*** Excerpt ***

Our cohort had a lower rate of allergies compared to other studies. This may be explained by low population migration rate, which stabilizes a patient’s exposure to the same allergens restricted to their environment prior to and during the development of EoO. According to the US Bureau of the Census, Iowa’s net migration rate change in year 2000–2009 was between −2.8% and 1.2%.33
Although no seasonal changes or trends were significantly seen, we found that winter months correlate with the lowest incidence in our study. These findings suggest that traditional seasonal aeroallergens may play a role in the pathogenesis of EoO and are continuously present to a certain degree throughout the year. Interestingly, a nonsignificant increased incidence in males in winter and summer compared to spring and autumn was also noted, and the significance of these finding remains unclear at this time. Sperry et al. 34 demonstrated that while age and dysphagia differed by gender and race among EoO patients, the majority of symptoms and findings were not different across groups, even after stratification by age.

*** End of Excerpt ***

Exercise 1: In the excerpt on EoO, shorten the paragraph that begins "Our cohort had a lower rate of allergies" and keep its main facts.
Exercise 2: Sum up the excerpt on allergies and seasonal patterns in EoO in two sentences.
Exercise 3: Write a continuation of the excerpt on allergies and seasonal patterns in EoO, starting after its last sentence.
The entries that come next were taken from a different source.

*** Extracted data ***

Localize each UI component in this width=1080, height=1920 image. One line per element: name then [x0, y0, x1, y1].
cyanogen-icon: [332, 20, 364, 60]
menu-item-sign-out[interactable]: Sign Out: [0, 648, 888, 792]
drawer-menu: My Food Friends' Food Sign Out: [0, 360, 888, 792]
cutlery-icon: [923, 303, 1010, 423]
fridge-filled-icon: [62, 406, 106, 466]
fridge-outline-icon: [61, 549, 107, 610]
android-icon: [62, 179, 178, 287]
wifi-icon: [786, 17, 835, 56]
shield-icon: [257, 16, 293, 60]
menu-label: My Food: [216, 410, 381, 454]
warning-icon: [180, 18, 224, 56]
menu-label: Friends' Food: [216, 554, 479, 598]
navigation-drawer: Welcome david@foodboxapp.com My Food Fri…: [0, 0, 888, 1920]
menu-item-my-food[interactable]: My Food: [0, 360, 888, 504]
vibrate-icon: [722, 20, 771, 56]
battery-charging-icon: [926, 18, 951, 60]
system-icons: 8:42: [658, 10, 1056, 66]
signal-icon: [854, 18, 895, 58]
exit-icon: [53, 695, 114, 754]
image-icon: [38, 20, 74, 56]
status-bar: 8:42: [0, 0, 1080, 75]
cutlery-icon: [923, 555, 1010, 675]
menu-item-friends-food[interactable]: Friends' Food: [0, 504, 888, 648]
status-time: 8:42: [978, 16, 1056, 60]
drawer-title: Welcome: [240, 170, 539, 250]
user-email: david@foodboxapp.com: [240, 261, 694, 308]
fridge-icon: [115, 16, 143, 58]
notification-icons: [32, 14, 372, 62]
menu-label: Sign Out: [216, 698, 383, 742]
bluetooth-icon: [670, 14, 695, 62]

*** End of Extracted data ***

Expected answer 1: The cohort had fewer allergies than other studies, possibly because a low migration rate keeps patients exposed to the same local allergens before and during the development of EoO. US Bureau of the Census figures put Iowa's net migration rate change for 2000–2009 between −2.8% and 1.2%.

Expected answer 2: The cohort had a lower allergy rate than other studies, which may be explained by a low migration rate that keeps patients exposed to the same local allergens. No significant seasonal trends were seen, but winter had the lowest incidence, suggesting that seasonal aeroallergens may play a role in EoO and are present to some degree all year.

Expected answer 3:
Recently it has been shown that oesophageal squamous cells from gastro-oesophageal reflux disease and EoO patients express similar levels of eotaxin-3 when stimulated by Th2 cytokines. Omeprazole has been shown to block that eotaxin-3 expression, hence suggesting that PPIs might have eosinophil-reducing effects independent of effects on acid reflux and that response to PPIs might not distinguish EoO from gastro-oesophageal reflux disease. 35,36 In view of current data, the consensus is to include only non-PPI-ROE patients in any EoO study cohort; hence a trial of PPI therapy remains an important prerequisite to the diagnosis EoO. 37 Due to this consensus, we included only the group that had been treated with ≥5 weeks of PPI treatment prior to upper endoscopy (0.28%). According to latest guidelines, an 8-week trial of PPI is recommended prior to diagnosing non-PPI-ROE. However, there are few studies that have addressed specific PPI dosage and treatment duration as initial therapy for oesophageal eosinophilia. 35
Our study has some limitations. We had adopted the common method used in previous studies, defining the date of endoscopy and oesophageal biopsy as date of diagnosis. The actual date of endoscopy can be influenced by many factors, and may be delayed to a time much later than the peak severity of the symptoms. However, it would be difficult to correlate date of diagnosis with patient-reported symptom onset given lack of reproducibility for such a method. 38 Furthermore, gastro-oesophageal reflux disease was excluded by lack of response to high-dose PPI and not pH monitoring. 39,40 Due to our strict inclusion criteria we cannot rule out the possibility that a larger sample size would have actually detected more obvious differences.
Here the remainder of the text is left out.